* STATED TASK: Write out the complete material exactly as it stands.

------------------------------

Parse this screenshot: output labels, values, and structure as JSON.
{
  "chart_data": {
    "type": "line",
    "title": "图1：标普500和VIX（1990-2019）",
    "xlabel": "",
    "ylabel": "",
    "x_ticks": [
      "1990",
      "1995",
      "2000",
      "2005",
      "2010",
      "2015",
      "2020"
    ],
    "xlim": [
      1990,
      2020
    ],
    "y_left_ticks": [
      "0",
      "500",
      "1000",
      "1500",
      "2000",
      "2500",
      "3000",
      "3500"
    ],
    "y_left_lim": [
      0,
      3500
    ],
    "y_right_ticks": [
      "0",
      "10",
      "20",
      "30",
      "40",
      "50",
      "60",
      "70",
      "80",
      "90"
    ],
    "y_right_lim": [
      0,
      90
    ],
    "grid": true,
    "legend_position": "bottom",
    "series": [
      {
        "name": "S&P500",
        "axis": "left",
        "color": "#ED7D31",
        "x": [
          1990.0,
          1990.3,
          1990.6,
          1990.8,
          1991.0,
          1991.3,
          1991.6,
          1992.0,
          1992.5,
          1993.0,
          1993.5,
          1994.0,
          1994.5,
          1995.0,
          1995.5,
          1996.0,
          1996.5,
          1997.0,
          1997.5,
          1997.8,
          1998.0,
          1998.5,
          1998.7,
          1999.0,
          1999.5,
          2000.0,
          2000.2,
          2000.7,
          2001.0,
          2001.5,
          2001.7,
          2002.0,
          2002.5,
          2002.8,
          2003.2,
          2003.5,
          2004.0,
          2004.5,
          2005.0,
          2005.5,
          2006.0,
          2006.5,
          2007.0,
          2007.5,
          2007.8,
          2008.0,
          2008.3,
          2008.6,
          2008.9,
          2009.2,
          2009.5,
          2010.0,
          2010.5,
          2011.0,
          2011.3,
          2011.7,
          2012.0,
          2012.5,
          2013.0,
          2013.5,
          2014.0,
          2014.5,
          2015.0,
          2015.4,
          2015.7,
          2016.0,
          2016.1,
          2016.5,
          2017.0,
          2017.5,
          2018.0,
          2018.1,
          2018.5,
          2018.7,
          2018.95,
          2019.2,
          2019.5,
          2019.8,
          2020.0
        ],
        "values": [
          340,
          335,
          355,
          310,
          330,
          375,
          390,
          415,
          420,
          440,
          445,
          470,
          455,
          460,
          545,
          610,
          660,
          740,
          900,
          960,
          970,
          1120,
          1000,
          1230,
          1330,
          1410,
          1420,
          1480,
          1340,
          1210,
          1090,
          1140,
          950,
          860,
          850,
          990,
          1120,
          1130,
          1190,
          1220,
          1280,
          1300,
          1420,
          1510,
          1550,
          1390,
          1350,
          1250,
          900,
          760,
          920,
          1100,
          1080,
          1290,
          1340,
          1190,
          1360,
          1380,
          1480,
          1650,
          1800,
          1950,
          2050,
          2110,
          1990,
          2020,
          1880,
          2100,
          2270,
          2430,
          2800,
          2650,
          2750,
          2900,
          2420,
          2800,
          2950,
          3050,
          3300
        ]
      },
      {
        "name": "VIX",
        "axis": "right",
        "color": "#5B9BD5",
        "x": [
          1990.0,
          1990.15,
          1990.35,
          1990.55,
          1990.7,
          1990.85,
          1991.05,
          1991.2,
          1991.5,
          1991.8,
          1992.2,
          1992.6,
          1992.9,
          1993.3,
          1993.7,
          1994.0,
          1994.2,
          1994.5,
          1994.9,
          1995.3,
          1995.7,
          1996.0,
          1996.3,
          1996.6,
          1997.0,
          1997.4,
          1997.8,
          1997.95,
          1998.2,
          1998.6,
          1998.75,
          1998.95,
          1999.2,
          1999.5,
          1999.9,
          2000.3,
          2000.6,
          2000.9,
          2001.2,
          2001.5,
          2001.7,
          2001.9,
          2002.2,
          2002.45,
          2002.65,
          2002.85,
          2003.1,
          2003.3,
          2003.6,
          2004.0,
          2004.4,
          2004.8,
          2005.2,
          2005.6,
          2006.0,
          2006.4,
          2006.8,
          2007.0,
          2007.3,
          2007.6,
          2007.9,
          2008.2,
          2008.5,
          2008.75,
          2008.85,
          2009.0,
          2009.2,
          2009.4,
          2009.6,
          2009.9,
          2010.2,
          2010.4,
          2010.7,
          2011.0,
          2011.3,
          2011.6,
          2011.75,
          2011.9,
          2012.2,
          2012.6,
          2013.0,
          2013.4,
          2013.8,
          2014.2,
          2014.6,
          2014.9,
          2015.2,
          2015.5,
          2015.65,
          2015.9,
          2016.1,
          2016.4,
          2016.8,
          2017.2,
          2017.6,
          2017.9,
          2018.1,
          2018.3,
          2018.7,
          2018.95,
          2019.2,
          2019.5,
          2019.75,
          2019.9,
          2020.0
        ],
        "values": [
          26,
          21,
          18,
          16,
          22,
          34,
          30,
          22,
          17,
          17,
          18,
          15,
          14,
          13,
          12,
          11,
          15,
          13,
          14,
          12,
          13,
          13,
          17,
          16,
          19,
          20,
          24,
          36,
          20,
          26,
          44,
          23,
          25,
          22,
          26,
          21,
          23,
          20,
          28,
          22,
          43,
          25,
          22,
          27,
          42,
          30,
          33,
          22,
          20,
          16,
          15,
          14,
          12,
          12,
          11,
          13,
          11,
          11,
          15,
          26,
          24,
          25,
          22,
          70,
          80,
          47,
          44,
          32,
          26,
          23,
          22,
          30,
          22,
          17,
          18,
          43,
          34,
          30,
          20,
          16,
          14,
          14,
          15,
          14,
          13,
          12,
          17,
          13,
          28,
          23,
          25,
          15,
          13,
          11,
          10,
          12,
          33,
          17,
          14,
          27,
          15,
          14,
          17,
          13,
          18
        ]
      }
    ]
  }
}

------------------------------

* OUTPUT:
Parse this screenshot: output labels, values, and structure as JSON.
{
  "chart_data": {
    "type": "line",
    "title": "图1：标普500和VIX（1990-2019）",
    "xlabel": "",
    "ylabel": "",
    "x_ticks": [
      "1990",
      "1995",
      "2000",
      "2005",
      "2010",
      "2015",
      "2020"
    ],
    "xlim": [
      1990,
      2020
    ],
    "y_left_ticks": [
      "0",
      "500",
      "1000",
      "1500",
      "2000",
      "2500",
      "3000",
      "3500"
    ],
    "y_left_lim": [
      0,
      3500
    ],
    "y_right_ticks": [
      "0",
      "10",
      "20",
      "30",
      "40",
      "50",
      "60",
      "70",
      "80",
      "90"
    ],
    "y_right_lim": [
      0,
      90
    ],
    "grid": true,
    "legend_position": "bottom",
    "series": [
      {
        "name": "S&P500",
        "axis": "left",
        "color": "#ED7D31",
        "x": [
          1990.0,
          1990.3,
          1990.6,
          1990.8,
          1991.0,
          1991.3,
          1991.6,
          1992.0,
          1992.5,
          1993.0,
          1993.5,
          1994.0,
          1994.5,
          1995.0,
          1995.5,
          1996.0,
          1996.5,
          1997.0,
          1997.5,
          1997.8,
          1998.0,
          1998.5,
          1998.7,
          1999.0,
          1999.5,
          2000.0,
          2000.2,
          2000.7,
          2001.0,
          2001.5,
          2001.7,
          2002.0,
          2002.5,
          2002.8,
          2003.2,
          2003.5,
          2004.0,
          2004.5,
          2005.0,
          2005.5,
          2006.0,
          2006.5,
          2007.0,
          2007.5,
          2007.8,
          2008.0,
          2008.3,
          2008.6,
          2008.9,
          2009.2,
          2009.5,
          2010.0,
          2010.5,
          2011.0,
          2011.3,
          2011.7,
          2012.0,
          2012.5,
          2013.0,
          2013.5,
          2014.0,
          2014.5,
          2015.0,
          2015.4,
          2015.7,
          2016.0,
          2016.1,
          2016.5,
          2017.0,
          2017.5,
          2018.0,
          2018.1,
          2018.5,
          2018.7,
          2018.95,
          2019.2,
          2019.5,
          2019.8,
          2020.0
        ],
        "values": [
          340,
          335,
          355,
          310,
          330,
          375,
          390,
          415,
          420,
          440,
          445,
          470,
          455,
          460,
          545,
          610,
          660,
          740,
          900,
          960,
          970,
          1120,
          1000,
          1230,
          1330,
          1410,
          1420,
          1480,
          1340,
          1210,
          1090,
          1140,
          950,
          860,
          850,
          990,
          1120,
          1130,
          1190,
          1220,
          1280,
          1300,
          1420,
          1510,
          1550,
          1390,
          1350,
          1250,
          900,
          760,
          920,
          1100,
          1080,
          1290,
          1340,
          1190,
          1360,
          1380,
          1480,
          1650,
          1800,
          1950,
          2050,
          2110,
          1990,
          2020,
          1880,
          2100,
          2270,
          2430,
          2800,
          2650,
          2750,
          2900,
          2420,
          2800,
          2950,
          3050,
          3300
        ]
      },
      {
        "name": "VIX",
        "axis": "right",
        "color": "#5B9BD5",
        "x": [
          1990.0,
          1990.15,
          1990.35,
          1990.55,
          1990.7,
          1990.85,
          1991.05,
          1991.2,
          1991.5,
          1991.8,
          1992.2,
          1992.6,
          1992.9,
          1993.3,
          1993.7,
          1994.0,
          1994.2,
          1994.5,
          1994.9,
          1995.3,
          1995.7,
          1996.0,
          1996.3,
          1996.6,
          1997.0,
          1997.4,
          1997.8,
          1997.95,
          1998.2,
          1998.6,
          1998.75,
          1998.95,
          1999.2,
          1999.5,
          1999.9,
          2000.3,
          2000.6,
          2000.9,
          2001.2,
          2001.5,
          2001.7,
          2001.9,
          2002.2,
          2002.45,
          2002.65,
          2002.85,
          2003.1,
          2003.3,
          2003.6,
          2004.0,
          2004.4,
          2004.8,
          2005.2,
          2005.6,
          2006.0,
          2006.4,
          2006.8,
          2007.0,
          2007.3,
          2007.6,
          2007.9,
          2008.2,
          2008.5,
          2008.75,
          2008.85,
          2009.0,
          2009.2,
          2009.4,
          2009.6,
          2009.9,
          2010.2,
          2010.4,
          2010.7,
          2011.0,
          2011.3,
          2011.6,
          2011.75,
          2011.9,
          2012.2,
          2012.6,
          2013.0,
          2013.4,
          2013.8,
          2014.2,
          2014.6,
          2014.9,
          2015.2,
          2015.5,
          2015.65,
          2015.9,
          2016.1,
          2016.4,
          2016.8,
          2017.2,
          2017.6,
          2017.9,
          2018.1,
          2018.3,
          2018.7,
          2018.95,
          2019.2,
          2019.5,
          2019.75,
          2019.9,
          2020.0
        ],
        "values": [
          26,
          21,
          18,
          16,
          22,
          34,
          30,
          22,
          17,
          17,
          18,
          15,
          14,
          13,
          12,
          11,
          15,
          13,
          14,
          12,
          13,
          13,
          17,
          16,
          19,
          20,
          24,
          36,
          20,
          26,
          44,
          23,
          25,
          22,
          26,
          21,
          23,
          20,
          28,
          22,
          43,
          25,
          22,
          27,
          42,
          30,
          33,
          22,
          20,
          16,
          15,
          14,
          12,
          12,
          11,
          13,
          11,
          11,
          15,
          26,
          24,
          25,
          22,
          70,
          80,
          47,
          44,
          32,
          26,
          23,
          22,
          30,
          22,
          17,
          18,
          43,
          34,
          30,
          20,
          16,
          14,
          14,
          15,
          14,
          13,
          12,
          17,
          13,
          28,
          23,
          25,
          15,
          13,
          11,
          10,
          12,
          33,
          17,
          14,
          27,
          15,
          14,
          17,
          13,
          18
        ]
      }
    ]
  }
}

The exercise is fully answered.